>> START Document passage
Near Place Pigalle is a leafy cul-de-sac, closed by a wrought iron secured gate, which is called Avenue Frochot. Developed in the 1830s, the avenue has an enticing artistic history. Alexandre Dumas and Victor Hugo lived here at one time; Toulouse-Lautrec had a studio at no. 15 which at the entrance shows a fine example of Art Deco stain glass; Théodore Chassériau, residing at no. 26, was neighbour to Gustave Moreau. Later film director Jean Renoir and gypsy jazz guitarist Django Reinhardt settled in the avenue. Composer Victor Masse died at number no.1. The property, partly visible from outside the gates, is supposed to be a haunted house, because of an unresolved murder and various unexplained deaths.
Pablo Picasso with his partner and model Fernande Olivier (real name: Amélie Lang – Picasso painted some sixty portraits of her) had started their stay in Paris at a Bateau Lavoir apartment. The Bateau was a gloomy mass of dirty premises made of beams and planks where between 1904 and 1914 a number of artists and poets would settle. In September 1909 however the couple moved from there into a furnished place on the Boulevard de Clichy with two windows overlooking the gardens of Avenue Frochot. There he painted ‘L’avenue Frochot, vu de l’atelier de Picasso’.
Nearby Rue Frochot is less exclusive, but certainly more lively. For a start, the street has a place in the history of the artist’s portrayal of onstage performers and performances. In 1886, twenty-two-year-old Henri de Toulouse-Lautrec entered the Dihau apartment at no. 6 Rue Frochot. He had come there to meet his cousins, and to gaze at a painting that had been given to the Dihau family fifteen years earlier by its creator, Edgar Degas.
The painting was ‘L’orchestre de l’Opéra’. Its central subject was bassoonist Désiré Hippolyte Dihau. Toulouse-Lautrec was inspired by the canvas. Within the decade, he would try his own hand at three portraits of the musician. Both Degas and Lautrec portrayed Dihau playing his bassoon. Both subsequently turned from music to stage and dance – ballet and cabaret – for subjects in their creative work. At one time, no. 4 Rue Frochot was the location of one of the most famous salons in Paris. A salon was a gathering of people who were invited by an inspiring hostess. Such social meetings were held for the refinement of taste and knowledge through conversation and exchange of ideas. The salon was an Italian invention of the sixteenth century. The word ‘salon’ first appeared in France in 1664 (from the Italian word salone which itself is derived from sala or reception hall). Before the end of the seventeenth century, such gatherings were often held in the bedroom of the lady of the house. Reclining on her luxurious bed, she invited close friends who would gather around her. The salon flourished in Paris throughout the seventeenth and eighteenth centuries and served as a meeting ground for political, social, and cultural discussion. And there was plenty to discuss between 1770 through 1830, years in which France experienced a plethora of change and growth, politically, socially, and culturally. The arrival and departure of the Enlightenment, the French Revolution and the Restoration, each left their marks on the Parisian salon. The presence of a beautiful and educated patroness gave additional charm to the concept of the salon. Aristocratic and upper bourgeoisie women known as salonnières organized salons from their homes.
>> END Document passage
Description of the task:
Please reproduce the Frochot passage word for word, starting at "Pablo Picasso with" and ending at "l’atelier de Picasso’.". The data that comes next is separate from the Frochot passage.
>> START Entries provided
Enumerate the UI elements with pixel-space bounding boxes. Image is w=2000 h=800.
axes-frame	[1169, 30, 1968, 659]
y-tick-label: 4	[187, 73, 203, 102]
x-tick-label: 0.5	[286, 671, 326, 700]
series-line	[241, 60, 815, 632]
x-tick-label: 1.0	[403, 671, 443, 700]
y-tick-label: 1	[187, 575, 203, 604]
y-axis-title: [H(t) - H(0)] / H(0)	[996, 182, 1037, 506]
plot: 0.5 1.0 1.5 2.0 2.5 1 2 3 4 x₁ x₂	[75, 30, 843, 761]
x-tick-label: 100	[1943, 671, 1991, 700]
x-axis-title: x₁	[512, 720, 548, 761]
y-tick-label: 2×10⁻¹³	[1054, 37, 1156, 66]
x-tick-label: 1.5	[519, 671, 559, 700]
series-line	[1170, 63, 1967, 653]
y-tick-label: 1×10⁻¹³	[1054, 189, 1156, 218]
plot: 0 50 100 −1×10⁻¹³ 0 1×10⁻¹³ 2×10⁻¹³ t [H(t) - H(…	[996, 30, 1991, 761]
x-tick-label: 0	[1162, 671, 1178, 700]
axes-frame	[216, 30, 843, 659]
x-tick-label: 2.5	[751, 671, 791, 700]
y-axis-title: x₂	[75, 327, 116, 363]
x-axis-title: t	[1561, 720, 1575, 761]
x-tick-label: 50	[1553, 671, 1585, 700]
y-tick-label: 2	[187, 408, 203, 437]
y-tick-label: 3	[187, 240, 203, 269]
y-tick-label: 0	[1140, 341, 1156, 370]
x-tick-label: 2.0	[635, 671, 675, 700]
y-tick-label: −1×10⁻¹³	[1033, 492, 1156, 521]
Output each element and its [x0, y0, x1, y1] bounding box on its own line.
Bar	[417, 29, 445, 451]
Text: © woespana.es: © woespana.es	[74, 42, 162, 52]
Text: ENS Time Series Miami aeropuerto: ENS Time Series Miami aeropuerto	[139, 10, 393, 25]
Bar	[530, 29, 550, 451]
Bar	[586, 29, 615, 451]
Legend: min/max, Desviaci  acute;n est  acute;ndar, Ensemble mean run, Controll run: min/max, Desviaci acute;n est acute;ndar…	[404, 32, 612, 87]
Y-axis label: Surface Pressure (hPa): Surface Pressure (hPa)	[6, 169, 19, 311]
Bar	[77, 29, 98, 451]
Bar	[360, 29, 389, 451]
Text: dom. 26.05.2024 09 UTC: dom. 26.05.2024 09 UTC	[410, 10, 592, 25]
>> END Entries provided
Written response:
Pablo Picasso with his partner and model Fernande Olivier (real name: Amélie Lang – Picasso painted some sixty portraits of her) had started their stay in Paris at a Bateau Lavoir apartment. The Bateau was a gloomy mass of dirty premises made of beams and planks where between 1904 and 1914 a number of artists and poets would settle. In September 1909 however the couple moved from there into a furnished place on the Boulevard de Clichy with two windows overlooking the gardens of Avenue Frochot. There he painted ‘L’avenue Frochot, vu de l’atelier de Picasso’.